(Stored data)
====================

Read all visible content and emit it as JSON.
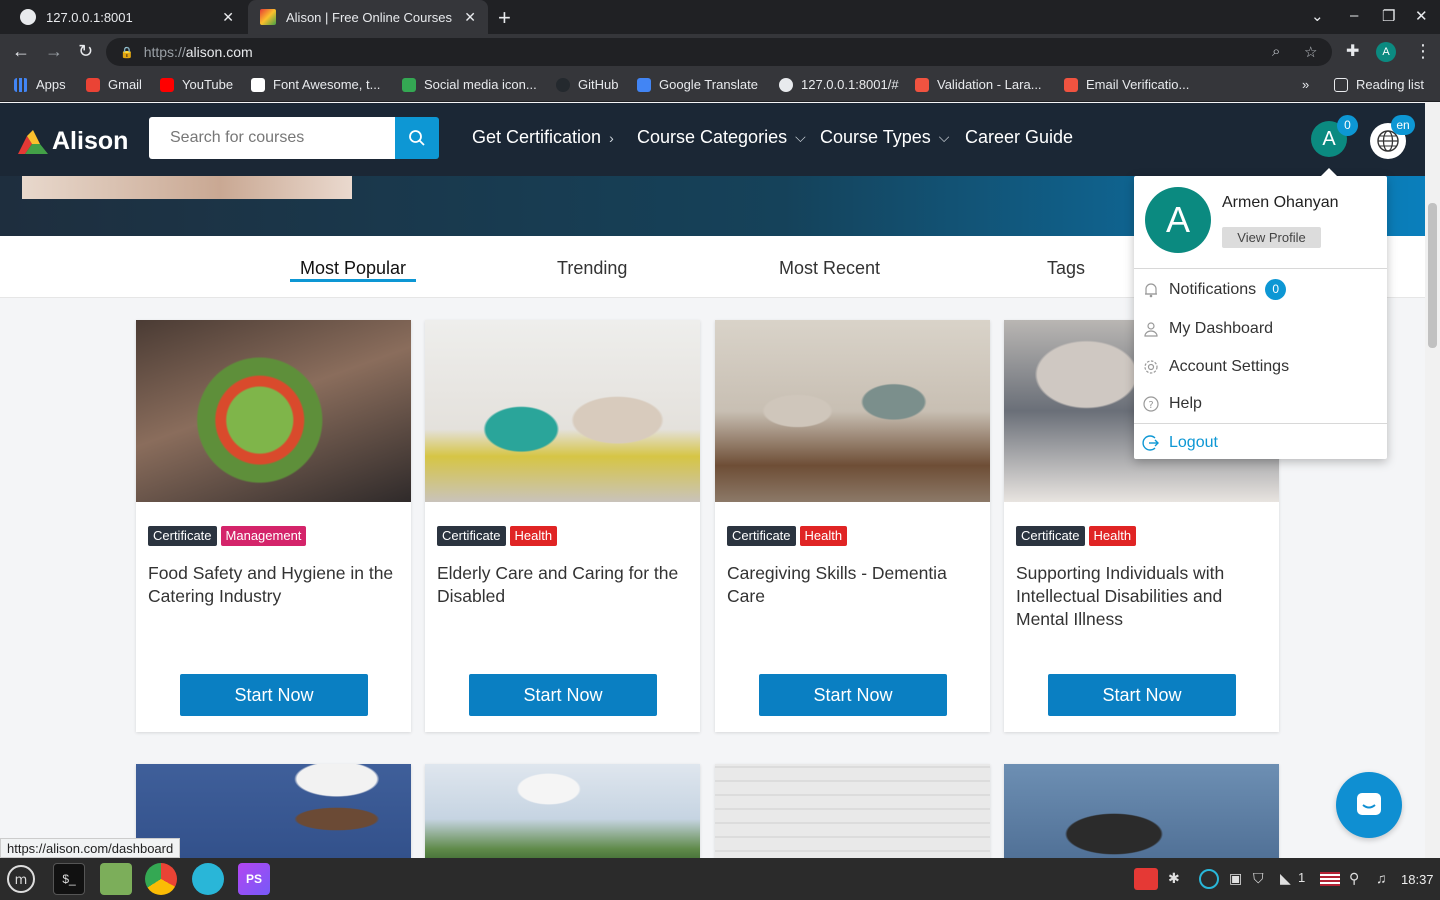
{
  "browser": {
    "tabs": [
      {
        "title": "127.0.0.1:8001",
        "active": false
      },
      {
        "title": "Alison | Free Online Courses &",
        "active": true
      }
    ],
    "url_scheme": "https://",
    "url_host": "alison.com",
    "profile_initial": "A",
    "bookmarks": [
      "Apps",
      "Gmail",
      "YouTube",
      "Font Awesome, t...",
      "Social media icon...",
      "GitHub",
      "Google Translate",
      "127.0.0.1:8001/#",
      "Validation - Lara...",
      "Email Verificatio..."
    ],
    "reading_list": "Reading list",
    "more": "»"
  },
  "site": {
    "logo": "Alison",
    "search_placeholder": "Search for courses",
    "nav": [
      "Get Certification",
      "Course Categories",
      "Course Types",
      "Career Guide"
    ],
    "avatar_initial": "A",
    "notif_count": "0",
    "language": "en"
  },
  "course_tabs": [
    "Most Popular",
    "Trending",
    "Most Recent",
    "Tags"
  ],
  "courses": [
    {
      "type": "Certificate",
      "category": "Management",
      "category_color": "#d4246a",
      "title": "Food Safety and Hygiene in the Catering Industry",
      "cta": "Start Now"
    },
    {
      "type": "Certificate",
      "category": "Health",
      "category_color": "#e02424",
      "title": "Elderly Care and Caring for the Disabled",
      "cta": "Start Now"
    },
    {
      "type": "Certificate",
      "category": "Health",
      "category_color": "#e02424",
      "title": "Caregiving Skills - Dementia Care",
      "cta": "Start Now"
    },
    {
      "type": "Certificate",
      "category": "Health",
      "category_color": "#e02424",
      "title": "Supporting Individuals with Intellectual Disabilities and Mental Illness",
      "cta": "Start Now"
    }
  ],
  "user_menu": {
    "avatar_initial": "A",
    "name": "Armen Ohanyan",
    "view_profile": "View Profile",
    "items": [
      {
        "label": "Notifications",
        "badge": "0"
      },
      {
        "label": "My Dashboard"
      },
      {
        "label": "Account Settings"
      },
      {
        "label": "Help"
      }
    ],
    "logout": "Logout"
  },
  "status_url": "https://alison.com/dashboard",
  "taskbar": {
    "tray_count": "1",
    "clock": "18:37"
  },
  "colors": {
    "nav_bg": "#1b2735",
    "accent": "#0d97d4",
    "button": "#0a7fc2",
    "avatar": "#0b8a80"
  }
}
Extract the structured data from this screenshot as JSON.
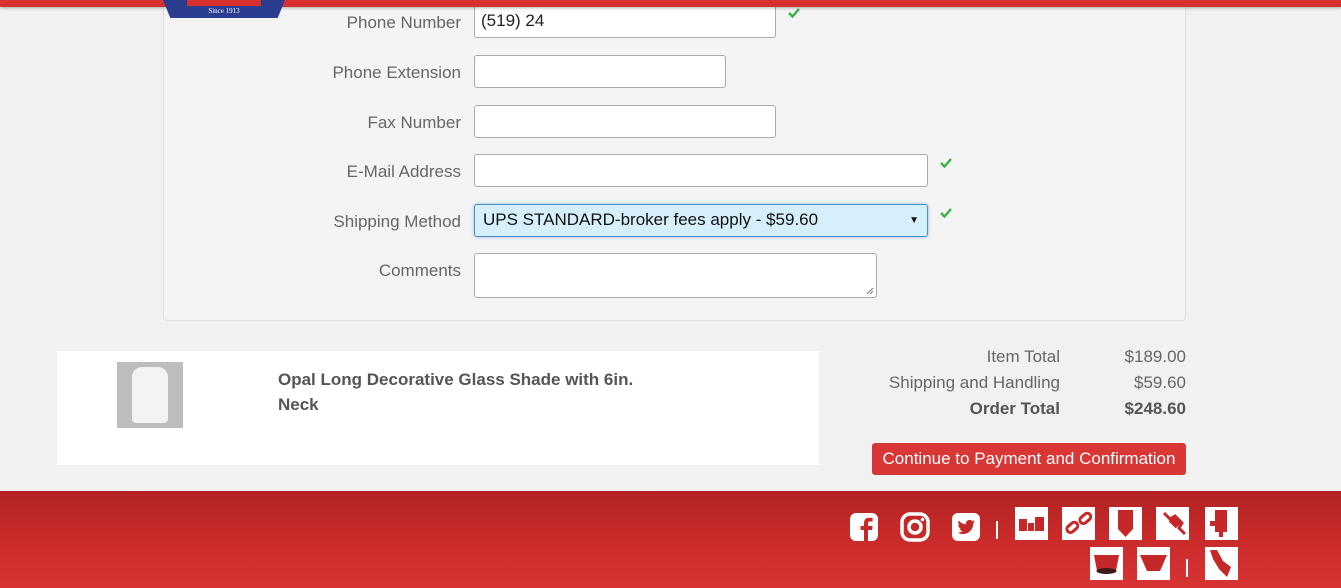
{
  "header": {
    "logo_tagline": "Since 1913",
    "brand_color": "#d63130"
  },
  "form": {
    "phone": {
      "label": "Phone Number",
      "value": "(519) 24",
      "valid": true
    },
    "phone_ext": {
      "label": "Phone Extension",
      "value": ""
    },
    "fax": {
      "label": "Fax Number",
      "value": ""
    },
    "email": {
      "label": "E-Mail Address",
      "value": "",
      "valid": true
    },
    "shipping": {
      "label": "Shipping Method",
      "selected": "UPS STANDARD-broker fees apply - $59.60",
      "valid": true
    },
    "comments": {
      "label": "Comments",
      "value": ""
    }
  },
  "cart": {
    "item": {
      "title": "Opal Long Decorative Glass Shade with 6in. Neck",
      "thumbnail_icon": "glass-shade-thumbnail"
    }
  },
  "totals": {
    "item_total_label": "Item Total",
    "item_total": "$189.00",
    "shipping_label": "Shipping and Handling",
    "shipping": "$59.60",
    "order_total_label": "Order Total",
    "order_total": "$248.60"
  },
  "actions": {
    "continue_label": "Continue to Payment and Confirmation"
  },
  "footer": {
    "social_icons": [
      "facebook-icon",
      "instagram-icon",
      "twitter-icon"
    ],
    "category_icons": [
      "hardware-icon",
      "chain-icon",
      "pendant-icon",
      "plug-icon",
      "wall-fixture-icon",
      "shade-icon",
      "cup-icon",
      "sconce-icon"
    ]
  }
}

====================

• _Problem to work on_
Pick out each line above that includes "JSON" and show it.

• _Written response_
Read all visible content and emit it as JSON.
Extract the structured data from this screenshot as JSON.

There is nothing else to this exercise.